> [TEXT SEGMENT]
Brendan Power1, 2 and Howard Cox1

1 Department of Primary Industries and Fisheries, PO Box 102, Toowoomba, QLD 4350, Australia,
2
Author for correspondence Brendan.Power@dpi.qld.gov.au

Abstract

WhopperCropper is a database of pre-run APSIM simulations. Originally developed for the Northern Grains Region it is currently being extended to all major cropping regions throughout Australia. It contains a factorial combination of agronomic inputs (e.g. crop variety and N application) with resources (e.g. soil water at sowing), and when completed it will contain approximately 5 million long-term simulations.

Large amounts of data however, does not necessarily equate to more knowledge. This paper highlights one of the many possible applications of data mining WhopperCropper. It describes a scenario from the Central Queensland Farming Systems project where information available to the decision maker at time of planting was used to test its capacity to identify optimal crop management strategies at planting. Cross validation techniques were used to ensure the independence of the predictions from the training data set.

This study showed that despite low ratio of explained to un-explained variability, considerable economic gain can be achieved by using WhopperCropper to tailor management options to prevailing planting conditions for soil with low water holding capacities.

Keywords

APSIM, WhopperCroppper, Decision Analysis

Introduction

WhopperCropper consists of a database of APSIM simulations and a graphical user interface with which the user analyses the outputs from pre-defined scenarios in terms of yields, gross margins and associated risks. However, due to the large number of potential combinations, the use of WhopperCropper can became tedious and time consuming which may contribute to the misuse of this decision/discussion support software.

In this paper we describe a holistic approach of searching and analysing the Whopper Cropper data base using the case of a sorghum crop at Emerald in Central Queensland.

Method

The WhopperCropper database

The factors and the levels of each factor analysed in this study are summarised in Table 1. The predetermined factors known at planting include: soil type (PAWC), plant available water at planting, planting date, and information from a seasonal climate forecast (i.e. SOI phase at planting, Stone and Auliciems, 1992). Manageable agronomic factors include: row configuration, planting densities, maturity types and applied nitrogen fertiliser.

It is also sometimes possible to manipulate the time of sowing. However, because the date is often determined by an incident rain event and soil water and SOI phase are uniquely defined at each planting opportunity, sow date is considered an “A” type factor (i.e. known at planting) for the purposes of this study.

A 115 year APSIM simulation for each factorial combination of the factors described in Table 1 (excluding SOI phase) was performed. This resulted in a matrix with more than 1 million rows.

Table 1. Definition of factor types and their levels from the WhopperCropper database

Factor type

Names

Levels

A. Known at planting

PAWC (mm)

80, 120, 150, 190

Soil water at sowing
(% of PAWC)

1/3, 2/3, full

Sow date

15 Sep, 15 Oct, 15 Nov, 15 Dec, 15 Jan

SOI phase

1 to 5

B. Agronomic manageable

Row configuration

solid, single skip, double skip

Planting density (plants/m)

4, 8, 12

Maturity type

quick, medium, slow

Available N at sowing

25, 50, 100, 150, 200, 250

Gross Margin

To properly evaluate the effects of changing management options based on current agro-climatic conditions, a simple economic analysis was used. The following costs and prices are appropriate for Emerald at the present time (Chudleigh, personal communication). The on-farm price for sorghum was assumed to be $130/t. The fallow and planting cost were $77.49/ha, and the cost to apply elemental nitrogen was $1.09/kg, and harvest cost was $87.51/ha. Soil fertility was assumed to be low (25kg N/ha). These assumption resulted in a break even yield of 0.68t/ha. It was assumed that this was the minimum yield required for a crop to be harvested and hence incurred planting and harvesting costs. Seasons with a yield less than the break even yield, only incurred planting and fallow costs.

> [ENTRIES SUPPLIED]
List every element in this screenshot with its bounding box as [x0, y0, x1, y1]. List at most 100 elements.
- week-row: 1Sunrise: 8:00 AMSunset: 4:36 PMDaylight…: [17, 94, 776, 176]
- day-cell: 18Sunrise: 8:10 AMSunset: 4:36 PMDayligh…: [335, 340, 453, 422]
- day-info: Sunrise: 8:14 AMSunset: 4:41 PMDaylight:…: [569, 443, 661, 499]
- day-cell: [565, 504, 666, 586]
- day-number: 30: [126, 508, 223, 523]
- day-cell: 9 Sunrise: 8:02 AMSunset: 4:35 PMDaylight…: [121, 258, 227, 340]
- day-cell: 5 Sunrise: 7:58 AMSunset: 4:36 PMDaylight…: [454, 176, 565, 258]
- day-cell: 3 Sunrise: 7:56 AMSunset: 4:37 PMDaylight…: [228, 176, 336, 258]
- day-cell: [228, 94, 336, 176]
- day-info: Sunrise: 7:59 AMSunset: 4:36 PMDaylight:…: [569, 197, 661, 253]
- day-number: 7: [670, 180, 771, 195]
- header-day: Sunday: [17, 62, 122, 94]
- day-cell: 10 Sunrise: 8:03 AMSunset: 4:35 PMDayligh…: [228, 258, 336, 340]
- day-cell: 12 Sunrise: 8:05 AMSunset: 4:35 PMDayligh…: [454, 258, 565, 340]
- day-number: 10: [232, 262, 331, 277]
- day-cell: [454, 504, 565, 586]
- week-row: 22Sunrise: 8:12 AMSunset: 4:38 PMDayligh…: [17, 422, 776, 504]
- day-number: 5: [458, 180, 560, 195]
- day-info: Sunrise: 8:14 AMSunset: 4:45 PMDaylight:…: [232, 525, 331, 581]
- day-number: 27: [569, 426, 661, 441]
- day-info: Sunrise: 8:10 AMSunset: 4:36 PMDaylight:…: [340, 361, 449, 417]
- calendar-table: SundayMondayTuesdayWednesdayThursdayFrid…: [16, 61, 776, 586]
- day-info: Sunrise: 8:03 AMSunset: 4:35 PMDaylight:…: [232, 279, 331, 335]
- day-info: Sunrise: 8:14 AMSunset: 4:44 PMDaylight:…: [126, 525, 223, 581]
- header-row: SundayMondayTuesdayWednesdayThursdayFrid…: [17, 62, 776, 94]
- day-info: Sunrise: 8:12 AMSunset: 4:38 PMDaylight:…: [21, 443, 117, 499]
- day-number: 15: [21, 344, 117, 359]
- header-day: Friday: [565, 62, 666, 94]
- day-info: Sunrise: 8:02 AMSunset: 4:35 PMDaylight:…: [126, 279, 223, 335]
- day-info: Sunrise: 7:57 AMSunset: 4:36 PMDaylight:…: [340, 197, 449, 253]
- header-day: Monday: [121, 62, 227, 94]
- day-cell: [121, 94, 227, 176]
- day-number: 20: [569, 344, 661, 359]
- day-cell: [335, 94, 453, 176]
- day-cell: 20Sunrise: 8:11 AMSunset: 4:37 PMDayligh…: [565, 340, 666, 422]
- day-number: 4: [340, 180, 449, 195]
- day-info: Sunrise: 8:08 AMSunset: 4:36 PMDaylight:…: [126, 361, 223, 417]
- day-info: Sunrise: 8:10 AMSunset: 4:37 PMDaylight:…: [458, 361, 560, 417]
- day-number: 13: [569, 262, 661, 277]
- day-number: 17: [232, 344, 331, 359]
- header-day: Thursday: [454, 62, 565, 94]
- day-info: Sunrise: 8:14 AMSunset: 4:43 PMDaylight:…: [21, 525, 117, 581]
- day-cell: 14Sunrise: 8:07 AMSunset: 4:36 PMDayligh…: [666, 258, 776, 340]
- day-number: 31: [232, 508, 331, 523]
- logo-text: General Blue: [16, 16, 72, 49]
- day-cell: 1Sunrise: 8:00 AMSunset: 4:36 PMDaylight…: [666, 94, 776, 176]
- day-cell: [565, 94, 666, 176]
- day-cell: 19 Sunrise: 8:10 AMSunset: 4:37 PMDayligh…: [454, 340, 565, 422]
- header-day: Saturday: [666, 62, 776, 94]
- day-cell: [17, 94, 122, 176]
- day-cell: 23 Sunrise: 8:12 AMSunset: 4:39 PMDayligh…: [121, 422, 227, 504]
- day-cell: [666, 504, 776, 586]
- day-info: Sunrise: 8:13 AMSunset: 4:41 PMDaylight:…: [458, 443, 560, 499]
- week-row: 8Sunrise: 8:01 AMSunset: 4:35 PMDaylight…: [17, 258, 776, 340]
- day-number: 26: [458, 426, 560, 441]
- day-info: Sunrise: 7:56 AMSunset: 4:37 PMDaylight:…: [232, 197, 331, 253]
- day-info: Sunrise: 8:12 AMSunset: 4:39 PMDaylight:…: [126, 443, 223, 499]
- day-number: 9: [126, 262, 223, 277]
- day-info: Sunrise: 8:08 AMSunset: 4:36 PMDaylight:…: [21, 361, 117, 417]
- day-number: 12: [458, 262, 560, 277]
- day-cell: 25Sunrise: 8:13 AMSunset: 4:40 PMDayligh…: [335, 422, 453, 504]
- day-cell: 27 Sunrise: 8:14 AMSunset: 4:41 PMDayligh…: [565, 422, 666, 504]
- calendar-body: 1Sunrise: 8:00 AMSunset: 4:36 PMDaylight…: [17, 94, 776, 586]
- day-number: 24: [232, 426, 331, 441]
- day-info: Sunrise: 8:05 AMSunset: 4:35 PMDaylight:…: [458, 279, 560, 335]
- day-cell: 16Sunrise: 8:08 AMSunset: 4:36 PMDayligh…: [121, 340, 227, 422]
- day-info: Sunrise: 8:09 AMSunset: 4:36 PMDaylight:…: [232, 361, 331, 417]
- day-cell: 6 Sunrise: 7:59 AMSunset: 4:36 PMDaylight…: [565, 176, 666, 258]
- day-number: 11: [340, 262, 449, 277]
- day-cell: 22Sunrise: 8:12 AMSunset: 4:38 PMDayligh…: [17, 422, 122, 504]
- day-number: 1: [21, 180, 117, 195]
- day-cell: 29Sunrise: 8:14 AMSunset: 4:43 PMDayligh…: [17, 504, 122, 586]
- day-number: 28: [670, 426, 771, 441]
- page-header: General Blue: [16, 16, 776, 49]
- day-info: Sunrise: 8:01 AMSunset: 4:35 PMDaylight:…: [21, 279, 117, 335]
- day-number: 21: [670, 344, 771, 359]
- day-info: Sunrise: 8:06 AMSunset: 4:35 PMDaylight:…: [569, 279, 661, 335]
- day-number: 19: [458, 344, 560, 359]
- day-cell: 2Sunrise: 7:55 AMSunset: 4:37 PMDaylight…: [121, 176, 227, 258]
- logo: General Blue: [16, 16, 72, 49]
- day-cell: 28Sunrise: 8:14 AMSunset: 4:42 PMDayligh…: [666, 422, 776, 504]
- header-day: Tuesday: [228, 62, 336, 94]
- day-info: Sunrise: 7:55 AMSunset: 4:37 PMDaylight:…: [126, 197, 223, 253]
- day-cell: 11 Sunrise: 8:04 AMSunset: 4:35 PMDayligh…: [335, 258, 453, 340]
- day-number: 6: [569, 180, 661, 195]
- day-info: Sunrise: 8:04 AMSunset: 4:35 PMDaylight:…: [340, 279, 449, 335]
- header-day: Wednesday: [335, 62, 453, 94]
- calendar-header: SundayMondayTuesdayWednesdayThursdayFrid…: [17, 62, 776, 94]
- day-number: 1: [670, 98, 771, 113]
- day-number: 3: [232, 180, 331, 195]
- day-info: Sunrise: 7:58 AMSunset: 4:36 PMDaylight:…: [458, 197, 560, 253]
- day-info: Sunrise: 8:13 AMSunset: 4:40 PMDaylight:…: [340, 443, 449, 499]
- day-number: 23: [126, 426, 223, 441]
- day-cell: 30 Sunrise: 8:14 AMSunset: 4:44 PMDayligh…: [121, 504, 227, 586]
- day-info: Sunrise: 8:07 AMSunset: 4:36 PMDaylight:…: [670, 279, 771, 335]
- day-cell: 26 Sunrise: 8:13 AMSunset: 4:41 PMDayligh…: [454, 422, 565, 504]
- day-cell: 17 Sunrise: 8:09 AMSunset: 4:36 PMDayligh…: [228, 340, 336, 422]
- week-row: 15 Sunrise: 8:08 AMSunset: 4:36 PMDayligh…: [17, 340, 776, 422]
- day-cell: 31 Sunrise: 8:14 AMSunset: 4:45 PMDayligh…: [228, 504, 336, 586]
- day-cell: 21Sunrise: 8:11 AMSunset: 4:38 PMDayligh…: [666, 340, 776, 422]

> [REQUIRED WORK]
1/ From the WhopperCropper paper, copy the passage between "A 115 year APSIM" and "1 million rows.", inclusive, without changing a word.
2/ Pick up the WhopperCropper paper where it stops and write its next part.

> [EXPECTED RESULTS]
1/
A 115 year APSIM simulation for each factorial combination of the factors described in Table 1 (excluding SOI phase) was performed. This resulted in a matrix with more than 1 million rows.

2/
Decision analysis

This paper simulates decisions a farmer makes when growing sorghum in CQ and using WhopperCropper to select best agronomic management options for a forthcoming unknown season. This was done using leave-one-out cross validation, which involves splitting the data into independent training and testing data sets (years). That is, for each year from 1890 to 2005, management options were chosen from simulations conducted from all other years. This is the most efficient use of the data and is the best indicator of the predictive abilities (Hastie et al, 2001) of WhopperCropper.

Using information available at planting time (factor types A. in Table 1) such as soil moisture and a seasonal outlook, combinations of agronomic manageable factor type (B) were chosen using the following two strategies;

  • a) a speculative approach where management options are chosen to maximise economic return and
  • b) a conservative strategy where probabilities of financial loss were minimised. If two or more management strategies had the same probability of a financial loss, the strategy returning the greater gross margin was chosen.

Two benchmark strategies were included for comparison purposes. They are;

  • c) a non-adaptive approach where the agronomic management used is typical for the region and soil conditions
  • d) a hypothetical approach using perfect knowledge, where management options were chosen to maximise gross margins for the year of interest.

All strategies from a) to d) were applied for each unique combination of resource factors and years, to determine the best approach for all possible sowing conditions.

Analysis of variance

Significant factors in the decision making process were selected from an analysis of variance using the statistical computing environment R (R Development Core Team, 2006). However, due to the costs of nitrogen dominating the variability in gross margins, an ANOVA was performed on both yields and, on the probability of achieving at least the ‘break-even’ yield (i.e. 0.68t/ha) using a binomial Generalised Linear Model (GLM).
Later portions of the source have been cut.